Provided data:
————————
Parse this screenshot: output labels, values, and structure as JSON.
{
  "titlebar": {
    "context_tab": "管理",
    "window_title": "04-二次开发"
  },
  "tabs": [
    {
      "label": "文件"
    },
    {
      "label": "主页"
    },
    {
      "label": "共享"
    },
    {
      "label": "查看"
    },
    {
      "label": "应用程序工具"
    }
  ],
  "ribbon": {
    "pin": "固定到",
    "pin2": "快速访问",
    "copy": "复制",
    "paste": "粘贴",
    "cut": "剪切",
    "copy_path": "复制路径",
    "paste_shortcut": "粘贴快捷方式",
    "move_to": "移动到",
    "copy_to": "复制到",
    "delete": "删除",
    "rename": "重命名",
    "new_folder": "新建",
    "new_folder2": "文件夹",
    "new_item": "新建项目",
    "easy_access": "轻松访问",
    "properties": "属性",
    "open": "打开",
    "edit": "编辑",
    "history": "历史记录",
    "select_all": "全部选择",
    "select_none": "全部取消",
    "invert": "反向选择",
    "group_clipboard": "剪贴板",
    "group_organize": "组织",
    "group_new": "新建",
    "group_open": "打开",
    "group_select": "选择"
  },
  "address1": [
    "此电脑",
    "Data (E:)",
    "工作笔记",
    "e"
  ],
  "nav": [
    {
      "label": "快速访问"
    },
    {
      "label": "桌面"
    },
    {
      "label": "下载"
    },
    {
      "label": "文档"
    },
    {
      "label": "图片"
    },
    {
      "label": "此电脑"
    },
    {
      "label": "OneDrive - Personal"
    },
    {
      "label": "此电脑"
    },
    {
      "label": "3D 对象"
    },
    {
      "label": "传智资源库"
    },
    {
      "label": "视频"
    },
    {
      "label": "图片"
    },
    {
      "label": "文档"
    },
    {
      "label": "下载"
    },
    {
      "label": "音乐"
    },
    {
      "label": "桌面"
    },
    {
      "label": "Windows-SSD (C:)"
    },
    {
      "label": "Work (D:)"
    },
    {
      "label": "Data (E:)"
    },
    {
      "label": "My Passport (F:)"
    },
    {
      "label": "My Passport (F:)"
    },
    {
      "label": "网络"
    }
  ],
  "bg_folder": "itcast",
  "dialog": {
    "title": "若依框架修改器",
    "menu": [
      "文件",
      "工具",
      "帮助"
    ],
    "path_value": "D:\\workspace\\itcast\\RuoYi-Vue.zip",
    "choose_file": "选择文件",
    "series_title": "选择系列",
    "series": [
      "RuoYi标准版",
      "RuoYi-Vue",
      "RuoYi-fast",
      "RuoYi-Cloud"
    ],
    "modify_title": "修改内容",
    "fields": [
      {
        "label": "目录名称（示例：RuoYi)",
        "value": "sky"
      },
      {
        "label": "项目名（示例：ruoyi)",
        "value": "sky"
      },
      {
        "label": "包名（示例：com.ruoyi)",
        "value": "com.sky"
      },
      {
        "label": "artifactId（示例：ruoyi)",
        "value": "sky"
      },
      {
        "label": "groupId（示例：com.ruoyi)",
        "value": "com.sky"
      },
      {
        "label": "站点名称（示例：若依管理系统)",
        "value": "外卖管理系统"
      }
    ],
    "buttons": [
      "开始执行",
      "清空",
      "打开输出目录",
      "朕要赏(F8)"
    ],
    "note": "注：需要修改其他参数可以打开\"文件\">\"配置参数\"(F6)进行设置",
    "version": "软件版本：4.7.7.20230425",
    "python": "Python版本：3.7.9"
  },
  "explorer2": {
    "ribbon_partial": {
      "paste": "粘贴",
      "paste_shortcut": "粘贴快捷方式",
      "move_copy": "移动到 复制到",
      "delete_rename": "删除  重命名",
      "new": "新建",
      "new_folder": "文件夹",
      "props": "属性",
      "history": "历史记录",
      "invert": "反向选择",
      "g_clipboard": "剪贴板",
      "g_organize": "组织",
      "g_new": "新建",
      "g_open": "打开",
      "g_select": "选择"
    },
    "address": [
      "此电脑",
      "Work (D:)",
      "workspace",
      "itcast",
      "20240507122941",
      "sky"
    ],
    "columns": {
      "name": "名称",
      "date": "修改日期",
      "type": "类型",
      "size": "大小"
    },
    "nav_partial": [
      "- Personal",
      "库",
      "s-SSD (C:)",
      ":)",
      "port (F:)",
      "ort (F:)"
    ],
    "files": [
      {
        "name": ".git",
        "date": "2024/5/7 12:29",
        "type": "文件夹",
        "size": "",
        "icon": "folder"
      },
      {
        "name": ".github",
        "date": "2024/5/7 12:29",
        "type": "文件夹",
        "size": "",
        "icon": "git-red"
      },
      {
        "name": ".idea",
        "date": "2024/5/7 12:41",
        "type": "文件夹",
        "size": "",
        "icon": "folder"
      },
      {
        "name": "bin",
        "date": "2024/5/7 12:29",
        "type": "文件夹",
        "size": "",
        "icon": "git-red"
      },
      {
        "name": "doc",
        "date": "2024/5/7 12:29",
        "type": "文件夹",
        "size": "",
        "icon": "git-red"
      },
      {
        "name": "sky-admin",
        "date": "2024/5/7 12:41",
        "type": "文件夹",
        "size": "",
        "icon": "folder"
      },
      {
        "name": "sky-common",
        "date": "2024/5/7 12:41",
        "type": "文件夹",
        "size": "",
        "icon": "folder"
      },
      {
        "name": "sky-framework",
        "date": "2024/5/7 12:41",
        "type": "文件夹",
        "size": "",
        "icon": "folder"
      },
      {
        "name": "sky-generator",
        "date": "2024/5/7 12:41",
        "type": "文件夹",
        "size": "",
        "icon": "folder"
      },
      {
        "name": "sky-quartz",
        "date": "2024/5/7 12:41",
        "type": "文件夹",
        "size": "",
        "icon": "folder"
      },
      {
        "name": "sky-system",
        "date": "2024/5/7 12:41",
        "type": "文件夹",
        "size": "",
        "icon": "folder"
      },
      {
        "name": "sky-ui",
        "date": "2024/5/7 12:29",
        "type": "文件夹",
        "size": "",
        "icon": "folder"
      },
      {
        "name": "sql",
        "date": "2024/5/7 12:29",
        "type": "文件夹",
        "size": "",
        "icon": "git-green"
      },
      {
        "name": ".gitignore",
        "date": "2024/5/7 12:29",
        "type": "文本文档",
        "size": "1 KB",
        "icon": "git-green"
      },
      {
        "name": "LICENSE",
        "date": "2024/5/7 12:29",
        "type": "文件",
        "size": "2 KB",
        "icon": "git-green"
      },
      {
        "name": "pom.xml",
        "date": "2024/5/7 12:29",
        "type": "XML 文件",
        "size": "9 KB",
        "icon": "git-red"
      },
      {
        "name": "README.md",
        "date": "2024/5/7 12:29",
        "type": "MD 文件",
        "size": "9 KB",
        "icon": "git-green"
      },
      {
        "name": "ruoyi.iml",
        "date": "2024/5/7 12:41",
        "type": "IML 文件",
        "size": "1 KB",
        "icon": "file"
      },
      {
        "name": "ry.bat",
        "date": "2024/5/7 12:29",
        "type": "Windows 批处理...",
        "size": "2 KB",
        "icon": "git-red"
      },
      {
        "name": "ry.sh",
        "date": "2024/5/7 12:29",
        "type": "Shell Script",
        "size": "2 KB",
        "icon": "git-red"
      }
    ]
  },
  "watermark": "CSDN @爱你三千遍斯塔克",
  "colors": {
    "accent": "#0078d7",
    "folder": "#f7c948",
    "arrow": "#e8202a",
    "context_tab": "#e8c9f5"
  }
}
————————
What this task involves: Print out the whole listing exactly as it appears.

Exercise answer:
Parse this screenshot: output labels, values, and structure as JSON.
{
  "titlebar": {
    "context_tab": "管理",
    "window_title": "04-二次开发"
  },
  "tabs": [
    {
      "label": "文件"
    },
    {
      "label": "主页"
    },
    {
      "label": "共享"
    },
    {
      "label": "查看"
    },
    {
      "label": "应用程序工具"
    }
  ],
  "ribbon": {
    "pin": "固定到",
    "pin2": "快速访问",
    "copy": "复制",
    "paste": "粘贴",
    "cut": "剪切",
    "copy_path": "复制路径",
    "paste_shortcut": "粘贴快捷方式",
    "move_to": "移动到",
    "copy_to": "复制到",
    "delete": "删除",
    "rename": "重命名",
    "new_folder": "新建",
    "new_folder2": "文件夹",
    "new_item": "新建项目",
    "easy_access": "轻松访问",
    "properties": "属性",
    "open": "打开",
    "edit": "编辑",
    "history": "历史记录",
    "select_all": "全部选择",
    "select_none": "全部取消",
    "invert": "反向选择",
    "group_clipboard": "剪贴板",
    "group_organize": "组织",
    "group_new": "新建",
    "group_open": "打开",
    "group_select": "选择"
  },
  "address1": [
    "此电脑",
    "Data (E:)",
    "工作笔记",
    "e"
  ],
  "nav": [
    {
      "label": "快速访问"
    },
    {
      "label": "桌面"
    },
    {
      "label": "下载"
    },
    {
      "label": "文档"
    },
    {
      "label": "图片"
    },
    {
      "label": "此电脑"
    },
    {
      "label": "OneDrive - Personal"
    },
    {
      "label": "此电脑"
    },
    {
      "label": "3D 对象"
    },
    {
      "label": "传智资源库"
    },
    {
      "label": "视频"
    },
    {
      "label": "图片"
    },
    {
      "label": "文档"
    },
    {
      "label": "下载"
    },
    {
      "label": "音乐"
    },
    {
      "label": "桌面"
    },
    {
      "label": "Windows-SSD (C:)"
    },
    {
      "label": "Work (D:)"
    },
    {
      "label": "Data (E:)"
    },
    {
      "label": "My Passport (F:)"
    },
    {
      "label": "My Passport (F:)"
    },
    {
      "label": "网络"
    }
  ],
  "bg_folder": "itcast",
  "dialog": {
    "title": "若依框架修改器",
    "menu": [
      "文件",
      "工具",
      "帮助"
    ],
    "path_value": "D:\\workspace\\itcast\\RuoYi-Vue.zip",
    "choose_file": "选择文件",
    "series_title": "选择系列",
    "series": [
      "RuoYi标准版",
      "RuoYi-Vue",
      "RuoYi-fast",
      "RuoYi-Cloud"
    ],
    "modify_title": "修改内容",
    "fields": [
      {
        "label": "目录名称（示例：RuoYi)",
        "value": "sky"
      },
      {
        "label": "项目名（示例：ruoyi)",
        "value": "sky"
      },
      {
        "label": "包名（示例：com.ruoyi)",
        "value": "com.sky"
      },
      {
        "label": "artifactId（示例：ruoyi)",
        "value": "sky"
      },
      {
        "label": "groupId（示例：com.ruoyi)",
        "value": "com.sky"
      },
      {
        "label": "站点名称（示例：若依管理系统)",
        "value": "外卖管理系统"
      }
    ],
    "buttons": [
      "开始执行",
      "清空",
      "打开输出目录",
      "朕要赏(F8)"
    ],
    "note": "注：需要修改其他参数可以打开\"文件\">\"配置参数\"(F6)进行设置",
    "version": "软件版本：4.7.7.20230425",
    "python": "Python版本：3.7.9"
  },
  "explorer2": {
    "ribbon_partial": {
      "paste": "粘贴",
      "paste_shortcut": "粘贴快捷方式",
      "move_copy": "移动到 复制到",
      "delete_rename": "删除  重命名",
      "new": "新建",
      "new_folder": "文件夹",
      "props": "属性",
      "history": "历史记录",
      "invert": "反向选择",
      "g_clipboard": "剪贴板",
      "g_organize": "组织",
      "g_new": "新建",
      "g_open": "打开",
      "g_select": "选择"
    },
    "address": [
      "此电脑",
      "Work (D:)",
      "workspace",
      "itcast",
      "20240507122941",
      "sky"
    ],
    "columns": {
      "name": "名称",
      "date": "修改日期",
      "type": "类型",
      "size": "大小"
    },
    "nav_partial": [
      "- Personal",
      "库",
      "s-SSD (C:)",
      ":)",
      "port (F:)",
      "ort (F:)"
    ],
    "files": [
      {
        "name": ".git",
        "date": "2024/5/7 12:29",
        "type": "文件夹",
        "size": "",
        "icon": "folder"
      },
      {
        "name": ".github",
        "date": "2024/5/7 12:29",
        "type": "文件夹",
        "size": "",
        "icon": "git-red"
      },
      {
        "name": ".idea",
        "date": "2024/5/7 12:41",
        "type": "文件夹",
        "size": "",
        "icon": "folder"
      },
      {
        "name": "bin",
        "date": "2024/5/7 12:29",
        "type": "文件夹",
        "size": "",
        "icon": "git-red"
      },
      {
        "name": "doc",
        "date": "2024/5/7 12:29",
        "type": "文件夹",
        "size": "",
        "icon": "git-red"
      },
      {
        "name": "sky-admin",
        "date": "2024/5/7 12:41",
        "type": "文件夹",
        "size": "",
        "icon": "folder"
      },
      {
        "name": "sky-common",
        "date": "2024/5/7 12:41",
        "type": "文件夹",
        "size": "",
        "icon": "folder"
      },
      {
        "name": "sky-framework",
        "date": "2024/5/7 12:41",
        "type": "文件夹",
        "size": "",
        "icon": "folder"
      },
      {
        "name": "sky-generator",
        "date": "2024/5/7 12:41",
        "type": "文件夹",
        "size": "",
        "icon": "folder"
      },
      {
        "name": "sky-quartz",
        "date": "2024/5/7 12:41",
        "type": "文件夹",
        "size": "",
        "icon": "folder"
      },
      {
        "name": "sky-system",
        "date": "2024/5/7 12:41",
        "type": "文件夹",
        "size": "",
        "icon": "folder"
      },
      {
        "name": "sky-ui",
        "date": "2024/5/7 12:29",
        "type": "文件夹",
        "size": "",
        "icon": "folder"
      },
      {
        "name": "sql",
        "date": "2024/5/7 12:29",
        "type": "文件夹",
        "size": "",
        "icon": "git-green"
      },
      {
        "name": ".gitignore",
        "date": "2024/5/7 12:29",
        "type": "文本文档",
        "size": "1 KB",
        "icon": "git-green"
      },
      {
        "name": "LICENSE",
        "date": "2024/5/7 12:29",
        "type": "文件",
        "size": "2 KB",
        "icon": "git-green"
      },
      {
        "name": "pom.xml",
        "date": "2024/5/7 12:29",
        "type": "XML 文件",
        "size": "9 KB",
        "icon": "git-red"
      },
      {
        "name": "README.md",
        "date": "2024/5/7 12:29",
        "type": "MD 文件",
        "size": "9 KB",
        "icon": "git-green"
      },
      {
        "name": "ruoyi.iml",
        "date": "2024/5/7 12:41",
        "type": "IML 文件",
        "size": "1 KB",
        "icon": "file"
      },
      {
        "name": "ry.bat",
        "date": "2024/5/7 12:29",
        "type": "Windows 批处理...",
        "size": "2 KB",
        "icon": "git-red"
      },
      {
        "name": "ry.sh",
        "date": "2024/5/7 12:29",
        "type": "Shell Script",
        "size": "2 KB",
        "icon": "git-red"
      }
    ]
  },
  "watermark": "CSDN @爱你三千遍斯塔克",
  "colors": {
    "accent": "#0078d7",
    "folder": "#f7c948",
    "arrow": "#e8202a",
    "context_tab": "#e8c9f5"
  }
}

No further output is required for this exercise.